_The records_.
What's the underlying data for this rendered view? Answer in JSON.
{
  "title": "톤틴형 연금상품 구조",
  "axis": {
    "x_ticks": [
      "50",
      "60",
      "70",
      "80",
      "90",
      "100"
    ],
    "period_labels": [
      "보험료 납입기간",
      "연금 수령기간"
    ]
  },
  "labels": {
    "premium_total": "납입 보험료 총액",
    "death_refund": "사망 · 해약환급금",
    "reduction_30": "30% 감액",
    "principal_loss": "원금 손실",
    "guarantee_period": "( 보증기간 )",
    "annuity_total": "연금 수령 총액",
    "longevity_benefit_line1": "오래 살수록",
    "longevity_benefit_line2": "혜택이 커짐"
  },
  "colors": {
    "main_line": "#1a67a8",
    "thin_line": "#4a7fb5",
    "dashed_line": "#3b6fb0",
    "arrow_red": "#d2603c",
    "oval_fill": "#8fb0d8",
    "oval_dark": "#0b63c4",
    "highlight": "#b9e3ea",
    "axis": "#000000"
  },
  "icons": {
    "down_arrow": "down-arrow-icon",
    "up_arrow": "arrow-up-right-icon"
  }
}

_Set problem_. Output all of the data again, exactly.

_Answer to this problem_.
What's the underlying data for this rendered view? Answer in JSON.
{
  "title": "톤틴형 연금상품 구조",
  "axis": {
    "x_ticks": [
      "50",
      "60",
      "70",
      "80",
      "90",
      "100"
    ],
    "period_labels": [
      "보험료 납입기간",
      "연금 수령기간"
    ]
  },
  "labels": {
    "premium_total": "납입 보험료 총액",
    "death_refund": "사망 · 해약환급금",
    "reduction_30": "30% 감액",
    "principal_loss": "원금 손실",
    "guarantee_period": "( 보증기간 )",
    "annuity_total": "연금 수령 총액",
    "longevity_benefit_line1": "오래 살수록",
    "longevity_benefit_line2": "혜택이 커짐"
  },
  "colors": {
    "main_line": "#1a67a8",
    "thin_line": "#4a7fb5",
    "dashed_line": "#3b6fb0",
    "arrow_red": "#d2603c",
    "oval_fill": "#8fb0d8",
    "oval_dark": "#0b63c4",
    "highlight": "#b9e3ea",
    "axis": "#000000"
  },
  "icons": {
    "down_arrow": "down-arrow-icon",
    "up_arrow": "arrow-up-right-icon"
  }
}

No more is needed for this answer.